Saved data entries:

'''

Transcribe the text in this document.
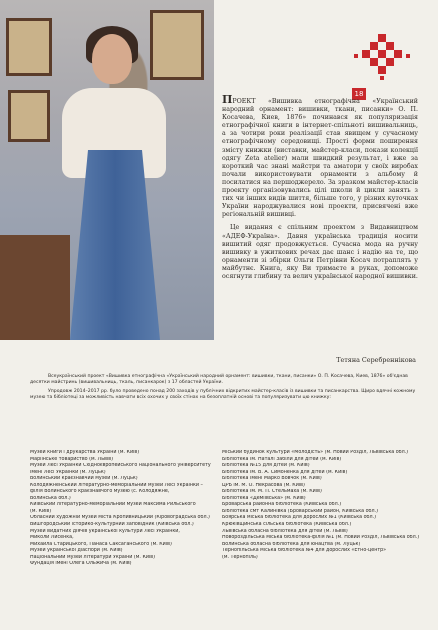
18

ПРОЕКТ «Вишивка етнографічна «Український народний орнамент: вишивки, ткани, писанки» О. П. Косачева, Киев, 1876» починався як популяризація етнографічної книги в інтернет-спільноті вишивальниць, а за чотири роки реалізації став явищем у сучасному етнографічному середовищі. Прості форми поширення змісту книжки (виставки, майстер-класи, покази колекції одягу Zeta atelier) мали швидкий результат, і вже за короткий час знані майстри та аматори у своїх виробах почали використовувати орнаменти з альбому й посилатися на першоджерело. За зразком майстер-класів проекту організовувались цілі школи й цикли занять з тих чи інших видів шиття, більше того, у різних куточках України народжувалися нові проекти, присвячені вже регіональній вишивці.

Це видання є спільним проектом з Видавництвом «АДЕФ-Україна». Давня українська традиція носити вишитий одяг продовжується. Сучасна мода на ручну вишивку в ужиткових речах дає шанс і надію на те, що орнаменти зі збірки Ольги Петрівни Косач потраплять у майбутнє. Книга, яку Ви тримаєте в руках, допоможе осягнути глибину та велич української народної вишивки.

Тетяна Серебреннікова

Всеукраїнський проект «Вишивка етнографічна «Український народний орнамент: вишивки, ткани, писанки» О. П. Косачева, Киев, 1876» об'єднав десятки майстринь (вишивальниць, ткаль, писанкарок) з 17 областей України.

Упродовж 2014–2017 рр. було проведено понад 200 заходів у публічних відкритих майстер-класів із вишивки та писанкарства. Щиро вдячні кожному музею та бібліотеці за можливість навчати всіх охочих у своїх стінах на безоплатній основі та популяризувати цю книжку:

Музей книги і друкарства України (м. Київ)
Маріїнське товариство (м. Львів)
Музей Лесі Українки Східноєвропейського національного університету
імені Лесі Українки (м. Луцьк)
Волинський краєзнавчий музей (м. Луцьк)
Колодяжненський літературно-меморіальний музей Лесі Українки –
філія Волинського краєзнавчого музею (с. Колодяжне,
Волинська обл.)
Київський літературно-меморіальний музей Максима Рильського
(м. Київ)
Обласний художній музей міста Кропивницький (Кіровоградська обл.)
Вишгородський історико-культурний заповідник (Київська обл.)
Музей видатних діячів української культури Лесі Українки,
Миколи Лисенка,
Михайла Старицького, Панаса Саксаганського (м. Київ)
Музей української діаспори (м. Київ)
Національний музей літератури України (м. Київ)
Фундація імені Олега Ольжича (м. Київ)
Міський будинок культури «Молодість» (м. Новий Розділ, Львівська обл.)
Бібліотека ім. Наталі Забіли для дітей (м. Київ)
Бібліотека №15 для дітей (м. Київ)
Бібліотека ім. В. А. Симоненка для дітей (м. Київ)
Бібліотека імені Марко Вовчок (м. Київ)
ЦРБ ім. М. О. Некрасова (м. Київ)
Бібліотека ім. М. П. Стельмаха (м. Київ)
Бібліотека «Деміївська» (м. Київ)
Броварська районна бібліотека (Київська обл.)
Бібліотека смт Калинівка (Броварський район, Київська обл.)
Боярська міська бібліотека для дорослих №1 (Київська обл.)
Крюківщинська сільська бібліотека (Київська обл.)
Львівська обласна бібліотека для дітей (м. Львів)
Новороздільська міська бібліотека-філія №1 (м. Новий Розділ, Львівська обл.)
Волинська обласна бібліотека для юнацтва (м. Луцьк)
Тернопільська міська бібліотека №4 для дорослих «Етно-центр»
(м. Тернопіль)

'''

Exercise prompt: Could you reproduce every record above exactly, leaving out the pictures?

Correct output:
Transcribe the text in this document.
18

ПРОЕКТ «Вишивка етнографічна «Український народний орнамент: вишивки, ткани, писанки» О. П. Косачева, Киев, 1876» починався як популяризація етнографічної книги в інтернет-спільноті вишивальниць, а за чотири роки реалізації став явищем у сучасному етнографічному середовищі. Прості форми поширення змісту книжки (виставки, майстер-класи, покази колекції одягу Zeta atelier) мали швидкий результат, і вже за короткий час знані майстри та аматори у своїх виробах почали використовувати орнаменти з альбому й посилатися на першоджерело. За зразком майстер-класів проекту організовувались цілі школи й цикли занять з тих чи інших видів шиття, більше того, у різних куточках України народжувалися нові проекти, присвячені вже регіональній вишивці.

Це видання є спільним проектом з Видавництвом «АДЕФ-Україна». Давня українська традиція носити вишитий одяг продовжується. Сучасна мода на ручну вишивку в ужиткових речах дає шанс і надію на те, що орнаменти зі збірки Ольги Петрівни Косач потраплять у майбутнє. Книга, яку Ви тримаєте в руках, допоможе осягнути глибину та велич української народної вишивки.

Тетяна Серебреннікова

Всеукраїнський проект «Вишивка етнографічна «Український народний орнамент: вишивки, ткани, писанки» О. П. Косачева, Киев, 1876» об'єднав десятки майстринь (вишивальниць, ткаль, писанкарок) з 17 областей України.

Упродовж 2014–2017 рр. було проведено понад 200 заходів у публічних відкритих майстер-класів із вишивки та писанкарства. Щиро вдячні кожному музею та бібліотеці за можливість навчати всіх охочих у своїх стінах на безоплатній основі та популяризувати цю книжку:

Музей книги і друкарства України (м. Київ)
Маріїнське товариство (м. Львів)
Музей Лесі Українки Східноєвропейського національного університету
імені Лесі Українки (м. Луцьк)
Волинський краєзнавчий музей (м. Луцьк)
Колодяжненський літературно-меморіальний музей Лесі Українки –
філія Волинського краєзнавчого музею (с. Колодяжне,
Волинська обл.)
Київський літературно-меморіальний музей Максима Рильського
(м. Київ)
Обласний художній музей міста Кропивницький (Кіровоградська обл.)
Вишгородський історико-культурний заповідник (Київська обл.)
Музей видатних діячів української культури Лесі Українки,
Миколи Лисенка,
Михайла Старицького, Панаса Саксаганського (м. Київ)
Музей української діаспори (м. Київ)
Національний музей літератури України (м. Київ)
Фундація імені Олега Ольжича (м. Київ)
Міський будинок культури «Молодість» (м. Новий Розділ, Львівська обл.)
Бібліотека ім. Наталі Забіли для дітей (м. Київ)
Бібліотека №15 для дітей (м. Київ)
Бібліотека ім. В. А. Симоненка для дітей (м. Київ)
Бібліотека імені Марко Вовчок (м. Київ)
ЦРБ ім. М. О. Некрасова (м. Київ)
Бібліотека ім. М. П. Стельмаха (м. Київ)
Бібліотека «Деміївська» (м. Київ)
Броварська районна бібліотека (Київська обл.)
Бібліотека смт Калинівка (Броварський район, Київська обл.)
Боярська міська бібліотека для дорослих №1 (Київська обл.)
Крюківщинська сільська бібліотека (Київська обл.)
Львівська обласна бібліотека для дітей (м. Львів)
Новороздільська міська бібліотека-філія №1 (м. Новий Розділ, Львівська обл.)
Волинська обласна бібліотека для юнацтва (м. Луцьк)
Тернопільська міська бібліотека №4 для дорослих «Етно-центр»
(м. Тернопіль)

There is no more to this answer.